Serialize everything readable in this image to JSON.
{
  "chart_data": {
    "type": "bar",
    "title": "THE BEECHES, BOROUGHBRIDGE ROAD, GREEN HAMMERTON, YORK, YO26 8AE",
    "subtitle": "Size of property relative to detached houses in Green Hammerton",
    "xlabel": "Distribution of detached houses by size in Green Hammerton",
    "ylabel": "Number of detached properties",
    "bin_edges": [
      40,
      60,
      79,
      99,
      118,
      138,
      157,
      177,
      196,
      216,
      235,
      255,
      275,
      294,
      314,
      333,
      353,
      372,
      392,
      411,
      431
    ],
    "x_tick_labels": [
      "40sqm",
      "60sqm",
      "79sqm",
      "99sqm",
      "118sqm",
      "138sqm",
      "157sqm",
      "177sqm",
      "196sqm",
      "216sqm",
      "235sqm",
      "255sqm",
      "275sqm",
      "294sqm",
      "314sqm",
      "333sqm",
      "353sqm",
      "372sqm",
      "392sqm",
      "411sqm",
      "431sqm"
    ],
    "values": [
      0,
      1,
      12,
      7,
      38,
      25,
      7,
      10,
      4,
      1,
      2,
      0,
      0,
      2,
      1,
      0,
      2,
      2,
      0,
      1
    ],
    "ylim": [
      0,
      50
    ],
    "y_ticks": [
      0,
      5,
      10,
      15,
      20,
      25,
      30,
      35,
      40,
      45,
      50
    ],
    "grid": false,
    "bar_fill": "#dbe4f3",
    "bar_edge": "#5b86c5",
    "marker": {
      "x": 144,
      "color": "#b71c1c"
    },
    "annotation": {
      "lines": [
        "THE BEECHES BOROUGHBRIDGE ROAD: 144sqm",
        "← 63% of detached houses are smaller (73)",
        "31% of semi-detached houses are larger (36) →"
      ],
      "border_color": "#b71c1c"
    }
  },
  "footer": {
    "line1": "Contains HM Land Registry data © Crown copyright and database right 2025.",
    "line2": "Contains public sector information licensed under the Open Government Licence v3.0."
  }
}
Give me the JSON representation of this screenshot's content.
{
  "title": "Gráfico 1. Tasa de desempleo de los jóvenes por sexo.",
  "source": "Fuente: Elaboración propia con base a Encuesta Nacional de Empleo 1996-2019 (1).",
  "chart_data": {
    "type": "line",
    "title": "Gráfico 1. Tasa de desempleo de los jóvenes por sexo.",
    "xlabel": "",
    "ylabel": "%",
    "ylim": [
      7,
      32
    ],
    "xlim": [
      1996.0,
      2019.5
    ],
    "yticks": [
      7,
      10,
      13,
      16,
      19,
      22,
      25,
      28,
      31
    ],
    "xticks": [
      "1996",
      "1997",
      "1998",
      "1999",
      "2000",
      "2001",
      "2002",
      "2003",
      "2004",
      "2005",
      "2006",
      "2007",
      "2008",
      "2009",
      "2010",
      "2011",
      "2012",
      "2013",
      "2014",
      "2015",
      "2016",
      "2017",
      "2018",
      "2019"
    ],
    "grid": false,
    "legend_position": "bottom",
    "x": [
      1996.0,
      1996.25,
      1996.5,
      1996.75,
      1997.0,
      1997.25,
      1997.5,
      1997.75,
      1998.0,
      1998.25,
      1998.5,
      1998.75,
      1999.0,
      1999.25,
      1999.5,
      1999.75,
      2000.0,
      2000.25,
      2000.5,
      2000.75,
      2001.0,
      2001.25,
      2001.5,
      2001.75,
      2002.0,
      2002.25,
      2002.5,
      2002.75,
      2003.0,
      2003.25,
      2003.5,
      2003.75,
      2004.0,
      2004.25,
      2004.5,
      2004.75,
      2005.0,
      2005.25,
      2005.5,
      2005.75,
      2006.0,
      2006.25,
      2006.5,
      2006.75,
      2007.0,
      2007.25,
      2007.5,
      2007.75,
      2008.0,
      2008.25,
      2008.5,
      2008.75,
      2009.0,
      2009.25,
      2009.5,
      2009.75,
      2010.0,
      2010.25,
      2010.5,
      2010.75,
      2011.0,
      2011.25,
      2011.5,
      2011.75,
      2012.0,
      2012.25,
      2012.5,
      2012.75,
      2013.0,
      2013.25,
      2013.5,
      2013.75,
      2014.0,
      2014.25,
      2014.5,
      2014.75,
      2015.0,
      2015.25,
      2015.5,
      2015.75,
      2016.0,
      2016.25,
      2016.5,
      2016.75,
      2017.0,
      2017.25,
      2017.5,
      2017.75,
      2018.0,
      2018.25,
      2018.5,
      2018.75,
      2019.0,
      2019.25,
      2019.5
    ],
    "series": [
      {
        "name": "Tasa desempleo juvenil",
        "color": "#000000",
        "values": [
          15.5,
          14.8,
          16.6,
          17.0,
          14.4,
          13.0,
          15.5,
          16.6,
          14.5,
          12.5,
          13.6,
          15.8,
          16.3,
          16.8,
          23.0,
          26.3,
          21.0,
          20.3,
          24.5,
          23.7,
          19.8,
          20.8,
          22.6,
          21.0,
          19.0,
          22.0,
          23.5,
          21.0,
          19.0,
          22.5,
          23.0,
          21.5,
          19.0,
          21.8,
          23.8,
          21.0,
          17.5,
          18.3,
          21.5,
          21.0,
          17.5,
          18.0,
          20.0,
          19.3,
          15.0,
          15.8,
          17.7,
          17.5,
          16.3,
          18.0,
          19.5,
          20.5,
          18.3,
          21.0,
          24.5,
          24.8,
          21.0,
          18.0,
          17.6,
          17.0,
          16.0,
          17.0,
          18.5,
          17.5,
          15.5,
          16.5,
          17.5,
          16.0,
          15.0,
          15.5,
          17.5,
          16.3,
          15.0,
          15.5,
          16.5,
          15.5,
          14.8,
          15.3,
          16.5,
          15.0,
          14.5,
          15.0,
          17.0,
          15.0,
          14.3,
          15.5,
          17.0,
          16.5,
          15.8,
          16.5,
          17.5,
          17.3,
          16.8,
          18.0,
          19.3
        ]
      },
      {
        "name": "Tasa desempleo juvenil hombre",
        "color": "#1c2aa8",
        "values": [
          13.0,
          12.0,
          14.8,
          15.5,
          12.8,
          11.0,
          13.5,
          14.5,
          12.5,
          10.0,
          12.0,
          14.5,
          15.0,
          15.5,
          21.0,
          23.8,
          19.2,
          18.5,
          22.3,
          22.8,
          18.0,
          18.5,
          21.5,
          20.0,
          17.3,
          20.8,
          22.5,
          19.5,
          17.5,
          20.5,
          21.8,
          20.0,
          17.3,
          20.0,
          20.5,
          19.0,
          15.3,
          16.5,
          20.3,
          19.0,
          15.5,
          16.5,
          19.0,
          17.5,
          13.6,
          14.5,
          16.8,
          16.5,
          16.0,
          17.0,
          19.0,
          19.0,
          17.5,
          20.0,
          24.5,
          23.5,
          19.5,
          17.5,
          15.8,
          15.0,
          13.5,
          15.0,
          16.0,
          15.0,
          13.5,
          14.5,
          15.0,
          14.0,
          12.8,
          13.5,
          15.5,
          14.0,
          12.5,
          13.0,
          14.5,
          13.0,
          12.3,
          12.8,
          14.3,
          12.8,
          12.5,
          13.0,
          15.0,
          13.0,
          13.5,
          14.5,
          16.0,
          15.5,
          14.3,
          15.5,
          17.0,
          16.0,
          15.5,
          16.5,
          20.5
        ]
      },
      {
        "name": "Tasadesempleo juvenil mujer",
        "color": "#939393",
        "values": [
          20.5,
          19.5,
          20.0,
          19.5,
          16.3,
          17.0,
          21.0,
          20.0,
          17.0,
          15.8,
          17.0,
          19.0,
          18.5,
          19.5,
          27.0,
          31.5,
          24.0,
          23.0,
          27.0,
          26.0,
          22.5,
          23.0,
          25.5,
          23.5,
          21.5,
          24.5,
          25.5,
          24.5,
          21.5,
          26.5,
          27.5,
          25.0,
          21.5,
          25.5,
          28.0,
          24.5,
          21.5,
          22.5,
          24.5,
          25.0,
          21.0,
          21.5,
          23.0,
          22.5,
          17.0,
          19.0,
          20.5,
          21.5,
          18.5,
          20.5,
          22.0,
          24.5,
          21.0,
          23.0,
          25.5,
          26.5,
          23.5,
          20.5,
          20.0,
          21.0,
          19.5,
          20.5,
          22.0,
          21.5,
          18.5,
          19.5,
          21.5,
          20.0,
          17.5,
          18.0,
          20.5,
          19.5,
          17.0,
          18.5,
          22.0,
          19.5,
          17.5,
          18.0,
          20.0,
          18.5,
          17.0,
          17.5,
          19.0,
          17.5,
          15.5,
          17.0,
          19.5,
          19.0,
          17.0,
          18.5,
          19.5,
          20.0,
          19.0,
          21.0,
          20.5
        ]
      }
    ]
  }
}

- Objective: Copy every line in the listing above where the string "houses" turns up.

- Result of this task:
    "subtitle": "Size of property relative to detached houses in Green Hammerton",
    "xlabel": "Distribution of detached houses by size in Green Hammerton",
        "← 63% of detached houses are smaller (73)",
        "31% of semi-detached houses are larger (36) →"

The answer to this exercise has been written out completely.